Stated exercise:
Leave out the pictures and copy the remaining records exactly.

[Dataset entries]

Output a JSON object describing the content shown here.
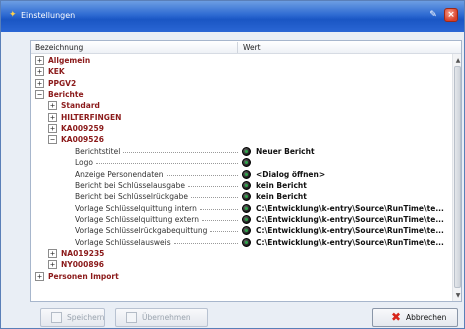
{
  "window": {
    "title": "Einstellungen"
  },
  "columns": {
    "name": "Bezeichnung",
    "value": "Wert"
  },
  "tree": [
    {
      "type": "node",
      "level": 0,
      "label": "Allgemein",
      "expander": "+"
    },
    {
      "type": "node",
      "level": 0,
      "label": "KEK",
      "expander": "+"
    },
    {
      "type": "node",
      "level": 0,
      "label": "PPGV2",
      "expander": "+"
    },
    {
      "type": "node",
      "level": 0,
      "label": "Berichte",
      "expander": "−"
    },
    {
      "type": "node",
      "level": 1,
      "label": "Standard",
      "expander": "+"
    },
    {
      "type": "node",
      "level": 1,
      "label": "HILTERFINGEN",
      "expander": "+"
    },
    {
      "type": "node",
      "level": 1,
      "label": "KA009259",
      "expander": "+"
    },
    {
      "type": "node",
      "level": 1,
      "label": "KA009526",
      "expander": "−"
    },
    {
      "type": "prop",
      "label": "Berichtstitel",
      "value": "Neuer Bericht"
    },
    {
      "type": "prop",
      "label": "Logo",
      "value": ""
    },
    {
      "type": "prop",
      "label": "Anzeige Personendaten",
      "value": "<Dialog öffnen>"
    },
    {
      "type": "prop",
      "label": "Bericht bei Schlüsselausgabe",
      "value": "kein Bericht"
    },
    {
      "type": "prop",
      "label": "Bericht bei Schlüsselrückgabe",
      "value": "kein Bericht"
    },
    {
      "type": "prop",
      "label": "Vorlage Schlüsselquittung intern",
      "value": "C:\\Entwicklung\\k-entry\\Source\\RunTime\\te..."
    },
    {
      "type": "prop",
      "label": "Vorlage Schlüsselquittung extern",
      "value": "C:\\Entwicklung\\k-entry\\Source\\RunTime\\te..."
    },
    {
      "type": "prop",
      "label": "Vorlage Schlüsselrückgabequittung",
      "value": "C:\\Entwicklung\\k-entry\\Source\\RunTime\\te..."
    },
    {
      "type": "prop",
      "label": "Vorlage Schlüsselausweis",
      "value": "C:\\Entwicklung\\k-entry\\Source\\RunTime\\te..."
    },
    {
      "type": "node",
      "level": 1,
      "label": "NA019235",
      "expander": "+"
    },
    {
      "type": "node",
      "level": 1,
      "label": "NY000896",
      "expander": "+"
    },
    {
      "type": "node",
      "level": 0,
      "label": "Personen Import",
      "expander": "+"
    }
  ],
  "buttons": {
    "save": "Speichern",
    "apply": "Übernehmen",
    "cancel": "Abbrechen"
  },
  "colors": {
    "node_label": "#8b1a1a",
    "titlebar": "#2e6ad2",
    "cancel_icon": "#d8261c"
  }
}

Right answer:
Output a JSON object describing the content shown here.
{
  "window": {
    "title": "Einstellungen"
  },
  "columns": {
    "name": "Bezeichnung",
    "value": "Wert"
  },
  "tree": [
    {
      "type": "node",
      "level": 0,
      "label": "Allgemein",
      "expander": "+"
    },
    {
      "type": "node",
      "level": 0,
      "label": "KEK",
      "expander": "+"
    },
    {
      "type": "node",
      "level": 0,
      "label": "PPGV2",
      "expander": "+"
    },
    {
      "type": "node",
      "level": 0,
      "label": "Berichte",
      "expander": "−"
    },
    {
      "type": "node",
      "level": 1,
      "label": "Standard",
      "expander": "+"
    },
    {
      "type": "node",
      "level": 1,
      "label": "HILTERFINGEN",
      "expander": "+"
    },
    {
      "type": "node",
      "level": 1,
      "label": "KA009259",
      "expander": "+"
    },
    {
      "type": "node",
      "level": 1,
      "label": "KA009526",
      "expander": "−"
    },
    {
      "type": "prop",
      "label": "Berichtstitel",
      "value": "Neuer Bericht"
    },
    {
      "type": "prop",
      "label": "Logo",
      "value": ""
    },
    {
      "type": "prop",
      "label": "Anzeige Personendaten",
      "value": "<Dialog öffnen>"
    },
    {
      "type": "prop",
      "label": "Bericht bei Schlüsselausgabe",
      "value": "kein Bericht"
    },
    {
      "type": "prop",
      "label": "Bericht bei Schlüsselrückgabe",
      "value": "kein Bericht"
    },
    {
      "type": "prop",
      "label": "Vorlage Schlüsselquittung intern",
      "value": "C:\\Entwicklung\\k-entry\\Source\\RunTime\\te..."
    },
    {
      "type": "prop",
      "label": "Vorlage Schlüsselquittung extern",
      "value": "C:\\Entwicklung\\k-entry\\Source\\RunTime\\te..."
    },
    {
      "type": "prop",
      "label": "Vorlage Schlüsselrückgabequittung",
      "value": "C:\\Entwicklung\\k-entry\\Source\\RunTime\\te..."
    },
    {
      "type": "prop",
      "label": "Vorlage Schlüsselausweis",
      "value": "C:\\Entwicklung\\k-entry\\Source\\RunTime\\te..."
    },
    {
      "type": "node",
      "level": 1,
      "label": "NA019235",
      "expander": "+"
    },
    {
      "type": "node",
      "level": 1,
      "label": "NY000896",
      "expander": "+"
    },
    {
      "type": "node",
      "level": 0,
      "label": "Personen Import",
      "expander": "+"
    }
  ],
  "buttons": {
    "save": "Speichern",
    "apply": "Übernehmen",
    "cancel": "Abbrechen"
  },
  "colors": {
    "node_label": "#8b1a1a",
    "titlebar": "#2e6ad2",
    "cancel_icon": "#d8261c"
  }
}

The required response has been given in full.